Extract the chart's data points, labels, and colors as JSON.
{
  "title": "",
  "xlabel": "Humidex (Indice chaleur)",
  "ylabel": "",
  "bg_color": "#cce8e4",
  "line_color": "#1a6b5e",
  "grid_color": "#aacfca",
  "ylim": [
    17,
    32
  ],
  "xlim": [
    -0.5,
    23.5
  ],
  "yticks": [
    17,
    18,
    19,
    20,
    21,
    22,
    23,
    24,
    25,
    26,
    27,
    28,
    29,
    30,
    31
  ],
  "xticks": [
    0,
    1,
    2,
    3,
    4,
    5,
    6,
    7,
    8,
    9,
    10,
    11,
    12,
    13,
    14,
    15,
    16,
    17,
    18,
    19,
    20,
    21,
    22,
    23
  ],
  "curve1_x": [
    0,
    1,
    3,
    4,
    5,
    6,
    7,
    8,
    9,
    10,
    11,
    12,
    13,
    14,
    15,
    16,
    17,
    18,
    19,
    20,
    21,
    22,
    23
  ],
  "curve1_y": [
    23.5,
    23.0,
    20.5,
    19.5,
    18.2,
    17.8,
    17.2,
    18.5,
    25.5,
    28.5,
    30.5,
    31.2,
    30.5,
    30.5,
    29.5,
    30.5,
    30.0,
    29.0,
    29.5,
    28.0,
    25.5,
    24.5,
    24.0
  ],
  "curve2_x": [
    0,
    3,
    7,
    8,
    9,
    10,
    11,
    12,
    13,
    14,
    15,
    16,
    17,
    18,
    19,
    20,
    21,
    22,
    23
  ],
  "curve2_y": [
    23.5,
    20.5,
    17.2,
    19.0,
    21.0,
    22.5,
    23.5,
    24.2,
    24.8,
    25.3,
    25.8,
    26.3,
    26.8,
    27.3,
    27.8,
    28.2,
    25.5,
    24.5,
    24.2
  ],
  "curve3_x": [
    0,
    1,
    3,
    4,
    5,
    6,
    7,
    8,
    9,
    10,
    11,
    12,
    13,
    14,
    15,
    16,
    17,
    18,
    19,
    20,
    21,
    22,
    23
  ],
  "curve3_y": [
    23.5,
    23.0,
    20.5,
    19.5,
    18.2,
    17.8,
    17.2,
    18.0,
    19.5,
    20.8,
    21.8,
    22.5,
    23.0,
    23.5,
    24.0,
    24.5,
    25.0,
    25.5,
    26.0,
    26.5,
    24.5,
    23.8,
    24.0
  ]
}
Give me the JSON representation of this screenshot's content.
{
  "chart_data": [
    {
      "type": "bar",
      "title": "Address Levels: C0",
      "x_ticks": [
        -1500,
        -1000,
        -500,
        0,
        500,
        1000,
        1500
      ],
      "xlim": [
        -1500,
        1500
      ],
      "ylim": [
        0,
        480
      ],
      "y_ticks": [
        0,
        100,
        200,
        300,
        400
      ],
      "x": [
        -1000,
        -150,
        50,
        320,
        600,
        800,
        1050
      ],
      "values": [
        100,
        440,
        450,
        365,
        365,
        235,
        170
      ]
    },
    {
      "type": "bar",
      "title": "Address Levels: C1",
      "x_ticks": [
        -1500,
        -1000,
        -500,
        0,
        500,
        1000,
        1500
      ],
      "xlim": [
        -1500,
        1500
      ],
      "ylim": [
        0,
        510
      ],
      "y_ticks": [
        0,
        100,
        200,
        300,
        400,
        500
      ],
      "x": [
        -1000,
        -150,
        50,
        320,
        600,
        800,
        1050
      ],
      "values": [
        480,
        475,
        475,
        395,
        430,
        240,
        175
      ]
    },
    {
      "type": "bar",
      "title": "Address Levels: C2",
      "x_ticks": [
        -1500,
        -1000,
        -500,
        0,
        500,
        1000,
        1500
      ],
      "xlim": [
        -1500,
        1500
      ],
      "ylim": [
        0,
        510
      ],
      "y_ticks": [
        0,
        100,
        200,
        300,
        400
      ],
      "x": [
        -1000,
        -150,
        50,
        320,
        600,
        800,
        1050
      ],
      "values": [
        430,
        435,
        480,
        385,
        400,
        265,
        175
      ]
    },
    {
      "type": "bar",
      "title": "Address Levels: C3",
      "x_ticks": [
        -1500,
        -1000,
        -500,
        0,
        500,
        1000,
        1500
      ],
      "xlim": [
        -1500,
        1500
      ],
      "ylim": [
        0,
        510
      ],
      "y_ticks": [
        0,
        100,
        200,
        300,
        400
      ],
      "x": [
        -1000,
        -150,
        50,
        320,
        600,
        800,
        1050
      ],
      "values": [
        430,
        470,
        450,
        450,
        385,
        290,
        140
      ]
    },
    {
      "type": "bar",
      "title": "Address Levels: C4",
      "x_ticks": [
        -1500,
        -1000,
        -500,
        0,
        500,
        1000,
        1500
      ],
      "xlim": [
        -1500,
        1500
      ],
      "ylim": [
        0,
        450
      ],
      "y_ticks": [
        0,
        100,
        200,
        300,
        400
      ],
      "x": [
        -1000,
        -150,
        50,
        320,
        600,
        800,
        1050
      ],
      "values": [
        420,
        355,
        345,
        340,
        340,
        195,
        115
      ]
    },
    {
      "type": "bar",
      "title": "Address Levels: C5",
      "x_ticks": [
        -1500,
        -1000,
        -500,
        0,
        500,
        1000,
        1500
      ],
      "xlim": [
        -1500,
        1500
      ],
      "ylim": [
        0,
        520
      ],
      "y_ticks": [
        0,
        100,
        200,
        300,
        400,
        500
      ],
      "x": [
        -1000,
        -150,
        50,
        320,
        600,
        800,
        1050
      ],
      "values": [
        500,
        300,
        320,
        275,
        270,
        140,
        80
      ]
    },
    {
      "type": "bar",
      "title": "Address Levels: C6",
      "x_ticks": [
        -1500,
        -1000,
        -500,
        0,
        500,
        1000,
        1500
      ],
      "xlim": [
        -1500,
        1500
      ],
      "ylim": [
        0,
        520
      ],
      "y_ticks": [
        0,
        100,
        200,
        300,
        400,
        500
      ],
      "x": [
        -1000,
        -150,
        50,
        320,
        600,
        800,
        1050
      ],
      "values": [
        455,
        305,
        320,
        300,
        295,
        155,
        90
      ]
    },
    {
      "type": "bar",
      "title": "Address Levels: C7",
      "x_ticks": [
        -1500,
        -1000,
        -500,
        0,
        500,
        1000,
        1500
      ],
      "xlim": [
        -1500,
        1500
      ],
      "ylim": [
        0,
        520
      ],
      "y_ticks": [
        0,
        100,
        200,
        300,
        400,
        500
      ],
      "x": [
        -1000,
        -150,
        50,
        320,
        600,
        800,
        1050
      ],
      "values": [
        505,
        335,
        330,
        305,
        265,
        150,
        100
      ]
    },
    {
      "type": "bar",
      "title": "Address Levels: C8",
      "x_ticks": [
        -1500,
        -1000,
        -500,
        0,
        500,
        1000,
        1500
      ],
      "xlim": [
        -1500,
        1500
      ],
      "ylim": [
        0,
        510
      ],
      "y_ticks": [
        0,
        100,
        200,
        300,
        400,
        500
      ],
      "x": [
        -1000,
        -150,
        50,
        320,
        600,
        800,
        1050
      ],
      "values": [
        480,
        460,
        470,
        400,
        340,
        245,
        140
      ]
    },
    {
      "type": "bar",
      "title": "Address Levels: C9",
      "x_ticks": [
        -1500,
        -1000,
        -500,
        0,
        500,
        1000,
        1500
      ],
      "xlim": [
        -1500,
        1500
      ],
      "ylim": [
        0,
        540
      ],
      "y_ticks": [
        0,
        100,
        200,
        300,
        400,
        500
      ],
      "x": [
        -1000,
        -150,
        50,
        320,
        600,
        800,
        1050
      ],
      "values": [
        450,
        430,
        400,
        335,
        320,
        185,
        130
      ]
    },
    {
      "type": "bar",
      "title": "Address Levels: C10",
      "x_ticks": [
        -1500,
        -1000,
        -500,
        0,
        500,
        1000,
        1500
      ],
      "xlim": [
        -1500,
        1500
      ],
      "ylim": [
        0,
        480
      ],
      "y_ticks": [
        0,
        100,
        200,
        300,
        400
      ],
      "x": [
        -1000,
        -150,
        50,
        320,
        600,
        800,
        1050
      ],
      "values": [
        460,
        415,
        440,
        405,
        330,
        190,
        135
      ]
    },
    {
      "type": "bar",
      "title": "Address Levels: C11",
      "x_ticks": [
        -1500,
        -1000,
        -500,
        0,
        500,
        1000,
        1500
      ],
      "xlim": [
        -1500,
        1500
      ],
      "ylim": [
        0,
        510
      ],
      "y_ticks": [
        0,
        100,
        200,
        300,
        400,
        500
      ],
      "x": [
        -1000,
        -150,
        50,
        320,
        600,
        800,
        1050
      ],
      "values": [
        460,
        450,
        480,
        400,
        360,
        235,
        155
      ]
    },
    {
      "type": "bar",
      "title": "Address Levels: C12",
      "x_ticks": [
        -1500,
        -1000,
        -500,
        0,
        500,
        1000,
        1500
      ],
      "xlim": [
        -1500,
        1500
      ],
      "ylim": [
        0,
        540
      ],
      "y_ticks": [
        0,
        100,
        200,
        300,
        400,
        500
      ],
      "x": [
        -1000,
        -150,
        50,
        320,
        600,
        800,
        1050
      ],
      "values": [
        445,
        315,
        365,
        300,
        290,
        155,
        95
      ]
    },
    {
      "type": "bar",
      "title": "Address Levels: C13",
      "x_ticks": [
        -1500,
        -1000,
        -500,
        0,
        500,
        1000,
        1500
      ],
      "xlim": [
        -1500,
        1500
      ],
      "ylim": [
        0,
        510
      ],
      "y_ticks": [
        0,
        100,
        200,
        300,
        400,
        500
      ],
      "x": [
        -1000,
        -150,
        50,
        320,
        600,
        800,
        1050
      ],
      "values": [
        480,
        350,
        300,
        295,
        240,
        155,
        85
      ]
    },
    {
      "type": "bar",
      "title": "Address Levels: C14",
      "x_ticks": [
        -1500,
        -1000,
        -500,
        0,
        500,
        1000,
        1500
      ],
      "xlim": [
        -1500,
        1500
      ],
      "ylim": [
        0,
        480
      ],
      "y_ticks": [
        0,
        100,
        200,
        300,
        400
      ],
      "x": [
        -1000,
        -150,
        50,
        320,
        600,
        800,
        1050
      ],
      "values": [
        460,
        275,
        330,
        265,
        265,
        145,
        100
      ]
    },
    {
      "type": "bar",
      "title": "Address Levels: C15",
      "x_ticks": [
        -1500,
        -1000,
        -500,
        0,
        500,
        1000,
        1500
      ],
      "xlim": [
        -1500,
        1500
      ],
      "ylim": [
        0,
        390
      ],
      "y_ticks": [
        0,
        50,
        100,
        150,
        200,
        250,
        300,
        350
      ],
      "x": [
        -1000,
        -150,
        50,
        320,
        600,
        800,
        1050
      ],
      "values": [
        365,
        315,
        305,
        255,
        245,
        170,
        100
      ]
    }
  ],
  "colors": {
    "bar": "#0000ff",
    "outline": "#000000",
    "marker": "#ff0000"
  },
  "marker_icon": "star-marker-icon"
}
# # # # # # #
## The exercise:
Lines holding the word "marker" in the entries above are the ones to pull out. Copy them all.

## Worked solution:
    "marker": "#ff0000"
  "marker_icon": "star-marker-icon"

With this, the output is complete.